Retype the records below exactly as they appear, but leave out any pictures.

• SUPPLIED RECORDS:
+ + + + +
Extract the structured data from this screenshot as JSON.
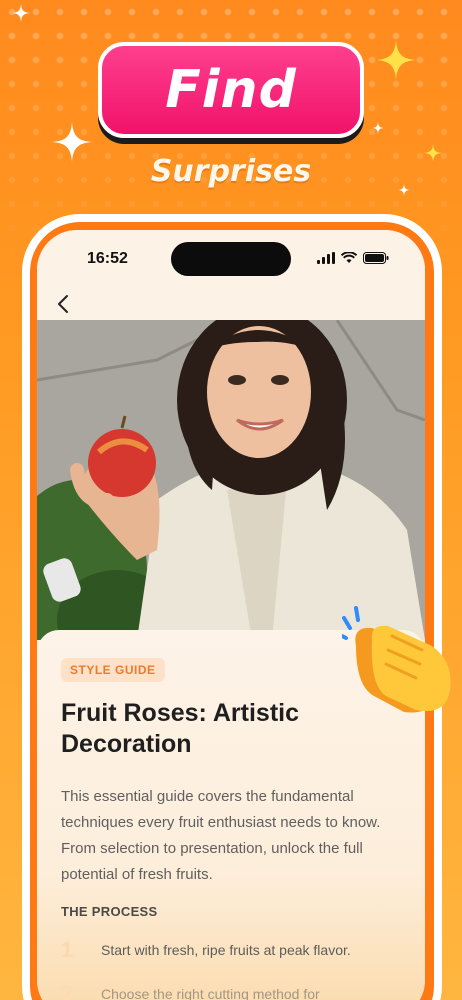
{
  "headline": {
    "find": "Find",
    "subtitle": "Surprises"
  },
  "status_bar": {
    "time": "16:52"
  },
  "article": {
    "tag": "STYLE GUIDE",
    "title": "Fruit Roses: Artistic Decoration",
    "intro": "This essential guide covers the fundamental techniques every fruit enthusiast needs to know. From selection to presentation, unlock the full potential of fresh fruits.",
    "section_heading": "THE PROCESS",
    "steps": [
      {
        "num": "1",
        "text": "Start with fresh, ripe fruits at peak flavor."
      },
      {
        "num": "2",
        "text": "Choose the right cutting method for"
      }
    ]
  },
  "icons": {
    "back": "chevron-left-icon",
    "signal": "signal-icon",
    "wifi": "wifi-icon",
    "battery": "battery-icon",
    "clap": "clapping-hands-icon",
    "sparkle": "sparkle-icon"
  },
  "colors": {
    "background": "#ff8a1e",
    "pill": "#f0136a",
    "tag_text": "#f07a2c",
    "tag_bg": "#fde2c9",
    "frame": "#ff7a14"
  }
}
+ + + + +
• FULL SOLUTION:
Extract the structured data from this screenshot as JSON.
{
  "headline": {
    "find": "Find",
    "subtitle": "Surprises"
  },
  "status_bar": {
    "time": "16:52"
  },
  "article": {
    "tag": "STYLE GUIDE",
    "title": "Fruit Roses: Artistic Decoration",
    "intro": "This essential guide covers the fundamental techniques every fruit enthusiast needs to know. From selection to presentation, unlock the full potential of fresh fruits.",
    "section_heading": "THE PROCESS",
    "steps": [
      {
        "num": "1",
        "text": "Start with fresh, ripe fruits at peak flavor."
      },
      {
        "num": "2",
        "text": "Choose the right cutting method for"
      }
    ]
  },
  "icons": {
    "back": "chevron-left-icon",
    "signal": "signal-icon",
    "wifi": "wifi-icon",
    "battery": "battery-icon",
    "clap": "clapping-hands-icon",
    "sparkle": "sparkle-icon"
  },
  "colors": {
    "background": "#ff8a1e",
    "pill": "#f0136a",
    "tag_text": "#f07a2c",
    "tag_bg": "#fde2c9",
    "frame": "#ff7a14"
  }
}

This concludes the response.